■ **THE REQUEST**: In the entries below, copy every line from the one containing "legend-label: Operationele run" down to the one containing "x-date-label: 20-10 (638, 372, 669, 386)", both included, and nothing else.

· · · ·

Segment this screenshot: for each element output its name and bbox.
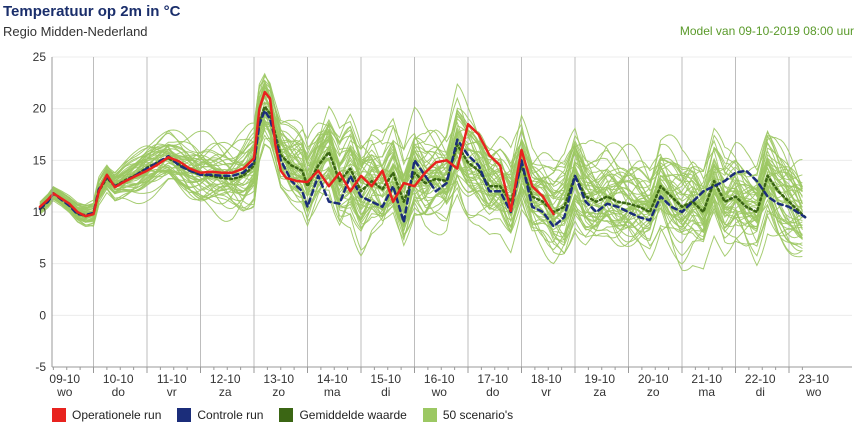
legend-label: Operationele run (72, 408, 162, 422)
legend-swatch-control (177, 408, 192, 422)
legend-item-scenarios[interactable]: 50 scenario's (422, 408, 514, 422)
x-day-label: vr (167, 385, 177, 399)
scenario-line (39, 85, 803, 209)
scenario-line (39, 122, 803, 251)
control-line (38, 109, 807, 228)
main-lines (38, 90, 807, 228)
y-tick-label: 20 (33, 102, 47, 116)
scenario-line (39, 123, 803, 252)
x-date-label: 20-10 (638, 372, 669, 386)
x-date-label: 16-10 (424, 372, 455, 386)
legend-swatch-operational (52, 408, 66, 422)
legend: Operationele run Controle run Gemiddelde… (52, 408, 529, 422)
scenario-line (39, 101, 803, 210)
chart-subtitle: Regio Midden-Nederland (3, 24, 148, 39)
scenario-line (39, 96, 803, 224)
x-date-label: 09-10 (49, 372, 80, 386)
x-day-label: zo (272, 385, 285, 399)
y-tick-label: 15 (33, 153, 47, 167)
x-date-label: 10-10 (103, 372, 134, 386)
y-axis: -5 0 5 10 15 20 25 (33, 50, 53, 374)
legend-swatch-scenarios (422, 408, 437, 422)
y-tick-label: 25 (33, 50, 47, 64)
x-day-label: wo (431, 385, 448, 399)
x-date-label: 14-10 (317, 372, 348, 386)
scenario-line (39, 93, 803, 220)
x-date-label: 12-10 (210, 372, 241, 386)
chart-title: Temperatuur op 2m in °C (3, 3, 181, 20)
x-day-label: wo (56, 385, 73, 399)
x-date-label: 11-10 (157, 372, 187, 386)
legend-label: 50 scenario's (442, 408, 514, 422)
scenario-line (39, 129, 803, 241)
legend-label: Controle run (197, 408, 264, 422)
scenario-lines (39, 72, 803, 272)
x-day-label: zo (647, 385, 660, 399)
legend-swatch-mean (279, 408, 294, 422)
x-day-label: di (381, 385, 390, 399)
scenario-line (39, 74, 803, 222)
x-day-label: ma (698, 385, 715, 399)
x-day-label: wo (805, 385, 822, 399)
x-date-label: 15-10 (370, 372, 401, 386)
x-day-label: za (593, 385, 606, 399)
scenario-line (39, 85, 803, 257)
y-tick-label: 10 (33, 205, 47, 219)
x-day-label: do (112, 385, 126, 399)
x-day-label: ma (324, 385, 341, 399)
legend-label: Gemiddelde waarde (299, 408, 407, 422)
legend-item-mean[interactable]: Gemiddelde waarde (279, 408, 407, 422)
scenario-line (39, 120, 803, 226)
x-date-label: 22-10 (745, 372, 776, 386)
x-date-label: 21-10 (691, 372, 722, 386)
y-tick-label: 5 (39, 257, 46, 271)
scenario-line (39, 79, 803, 217)
scenario-line (39, 112, 803, 221)
scenario-line (39, 95, 803, 214)
y-tick-label: -5 (35, 360, 46, 374)
scenario-line (39, 75, 803, 221)
x-date-label: 17-10 (477, 372, 508, 386)
operational-line (38, 90, 555, 218)
x-date-label: 19-10 (584, 372, 615, 386)
legend-item-control[interactable]: Controle run (177, 408, 263, 422)
x-axis: 09-10wo10-10do11-10vr12-10za13-10zo14-10… (49, 366, 852, 399)
x-date-label: 23-10 (798, 372, 829, 386)
x-day-label: do (486, 385, 500, 399)
x-day-label: di (756, 385, 765, 399)
x-day-label: za (219, 385, 232, 399)
x-day-label: vr (541, 385, 551, 399)
x-date-label: 18-10 (531, 372, 562, 386)
y-tick-label: 0 (39, 308, 46, 322)
model-timestamp: Model van 09-10-2019 08:00 uur (679, 24, 854, 38)
legend-item-operational[interactable]: Operationele run (52, 408, 161, 422)
x-date-label: 13-10 (263, 372, 294, 386)
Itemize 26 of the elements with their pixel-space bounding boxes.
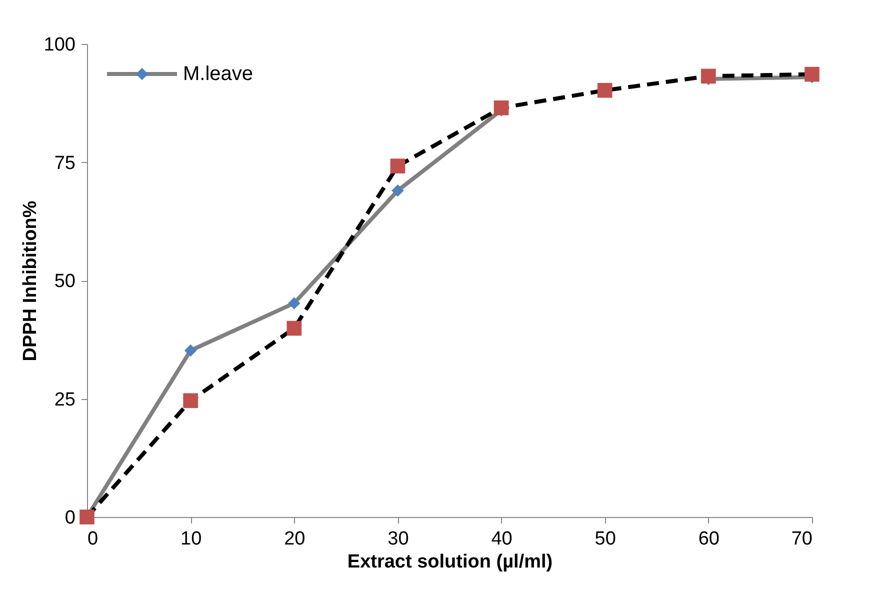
y-tick-label: 75 [54,152,76,174]
x-tick-label: 40 [491,528,512,550]
point [494,100,509,116]
x-tick-label: 0 [88,528,98,550]
point [390,158,406,174]
point [597,82,612,98]
x-tick-label: 20 [284,528,306,550]
x-axis-title: Extract solution (µl/ml) [347,552,553,572]
point [392,184,404,197]
point [701,68,716,84]
y-tick-label: 50 [54,271,76,292]
point [288,297,300,310]
point [286,320,302,336]
point [183,393,198,408]
y-tick-label: 0 [64,508,76,528]
y-axis-title: DPPH Inhibition% [20,200,41,362]
point [184,344,197,357]
legend-label: M.leave [183,63,254,85]
x-tick-label: 10 [180,528,202,550]
x-tick-label: 70 [791,528,812,550]
x-tick-label: 50 [594,528,616,550]
point [804,66,820,82]
x-tick-label: 30 [388,528,409,550]
x-tick-label: 60 [698,528,720,550]
y-tick-label: 100 [44,34,76,56]
y-tick-label: 25 [54,389,76,410]
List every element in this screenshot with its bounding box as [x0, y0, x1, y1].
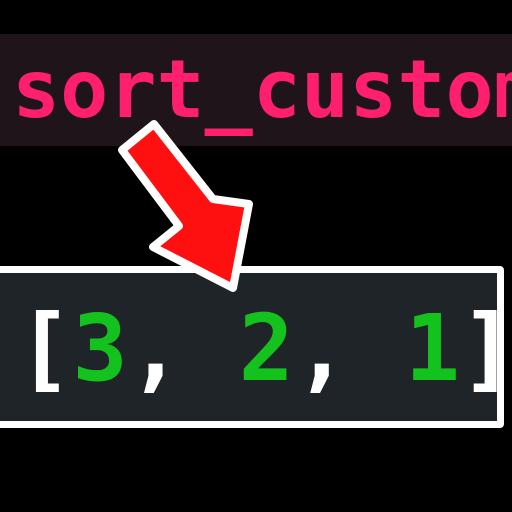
output-list: [3, 2, 1]: [17, 293, 512, 405]
separator-1: ,: [127, 295, 184, 402]
function-name-text: sort_custom: [12, 43, 512, 136]
open-bracket: [: [17, 295, 73, 402]
close-bracket: ]: [460, 295, 512, 402]
output-list-box: [3, 2, 1]: [0, 266, 512, 428]
list-item-1: 3: [72, 295, 128, 402]
arrow-shape: [118, 120, 253, 292]
function-name-banner: sort_custom: [0, 34, 512, 146]
separator-2: ,: [293, 295, 350, 402]
list-item-3: 1: [404, 295, 461, 402]
list-item-2: 2: [238, 295, 294, 402]
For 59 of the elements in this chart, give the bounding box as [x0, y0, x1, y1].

· · · ·

■ **SOLUTION TO THIS TASK**:
legend-label: Operationele run (72, 408, 162, 422)
legend-swatch-control (177, 408, 192, 422)
legend-item-scenarios[interactable]: 50 scenario's (422, 408, 514, 422)
x-day-label: vr (167, 385, 177, 399)
scenario-line (39, 85, 803, 209)
scenario-line (39, 122, 803, 251)
control-line (38, 109, 807, 228)
main-lines (38, 90, 807, 228)
y-tick-label: 20 (33, 102, 47, 116)
scenario-line (39, 123, 803, 252)
x-date-label: 20-10 (638, 372, 669, 386)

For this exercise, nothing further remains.